SUPPLIED RECORDS:
◇ ◇ ◇ ◇

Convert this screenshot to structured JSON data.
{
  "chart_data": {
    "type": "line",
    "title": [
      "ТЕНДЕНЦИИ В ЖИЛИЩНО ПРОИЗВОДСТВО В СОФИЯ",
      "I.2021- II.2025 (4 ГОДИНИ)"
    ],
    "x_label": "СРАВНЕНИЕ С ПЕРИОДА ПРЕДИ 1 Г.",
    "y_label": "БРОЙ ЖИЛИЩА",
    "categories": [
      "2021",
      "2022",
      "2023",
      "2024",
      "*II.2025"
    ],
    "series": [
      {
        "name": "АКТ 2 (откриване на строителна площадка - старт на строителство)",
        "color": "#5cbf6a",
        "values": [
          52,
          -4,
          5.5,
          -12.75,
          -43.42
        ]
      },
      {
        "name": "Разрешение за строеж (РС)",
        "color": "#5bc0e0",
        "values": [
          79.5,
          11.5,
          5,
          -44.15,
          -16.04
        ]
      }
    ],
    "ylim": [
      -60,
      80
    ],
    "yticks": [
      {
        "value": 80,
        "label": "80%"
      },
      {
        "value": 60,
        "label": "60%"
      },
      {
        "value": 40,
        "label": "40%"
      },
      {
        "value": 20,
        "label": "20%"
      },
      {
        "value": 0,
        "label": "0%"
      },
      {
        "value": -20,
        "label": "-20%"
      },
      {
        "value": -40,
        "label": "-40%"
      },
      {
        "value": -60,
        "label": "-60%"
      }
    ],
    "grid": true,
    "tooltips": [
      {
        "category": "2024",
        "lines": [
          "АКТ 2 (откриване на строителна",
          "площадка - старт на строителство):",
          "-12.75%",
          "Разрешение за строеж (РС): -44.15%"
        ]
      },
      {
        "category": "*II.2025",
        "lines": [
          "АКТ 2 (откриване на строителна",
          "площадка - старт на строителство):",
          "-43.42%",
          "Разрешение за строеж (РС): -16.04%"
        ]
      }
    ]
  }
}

◇ ◇ ◇ ◇

OBJECTIVE:
From the records above, extract every entry exactly as given.

RESULT FOR THIS TASK:
Convert this screenshot to structured JSON data.
{
  "chart_data": {
    "type": "line",
    "title": [
      "ТЕНДЕНЦИИ В ЖИЛИЩНО ПРОИЗВОДСТВО В СОФИЯ",
      "I.2021- II.2025 (4 ГОДИНИ)"
    ],
    "x_label": "СРАВНЕНИЕ С ПЕРИОДА ПРЕДИ 1 Г.",
    "y_label": "БРОЙ ЖИЛИЩА",
    "categories": [
      "2021",
      "2022",
      "2023",
      "2024",
      "*II.2025"
    ],
    "series": [
      {
        "name": "АКТ 2 (откриване на строителна площадка - старт на строителство)",
        "color": "#5cbf6a",
        "values": [
          52,
          -4,
          5.5,
          -12.75,
          -43.42
        ]
      },
      {
        "name": "Разрешение за строеж (РС)",
        "color": "#5bc0e0",
        "values": [
          79.5,
          11.5,
          5,
          -44.15,
          -16.04
        ]
      }
    ],
    "ylim": [
      -60,
      80
    ],
    "yticks": [
      {
        "value": 80,
        "label": "80%"
      },
      {
        "value": 60,
        "label": "60%"
      },
      {
        "value": 40,
        "label": "40%"
      },
      {
        "value": 20,
        "label": "20%"
      },
      {
        "value": 0,
        "label": "0%"
      },
      {
        "value": -20,
        "label": "-20%"
      },
      {
        "value": -40,
        "label": "-40%"
      },
      {
        "value": -60,
        "label": "-60%"
      }
    ],
    "grid": true,
    "tooltips": [
      {
        "category": "2024",
        "lines": [
          "АКТ 2 (откриване на строителна",
          "площадка - старт на строителство):",
          "-12.75%",
          "Разрешение за строеж (РС): -44.15%"
        ]
      },
      {
        "category": "*II.2025",
        "lines": [
          "АКТ 2 (откриване на строителна",
          "площадка - старт на строителство):",
          "-43.42%",
          "Разрешение за строеж (РС): -16.04%"
        ]
      }
    ]
  }
}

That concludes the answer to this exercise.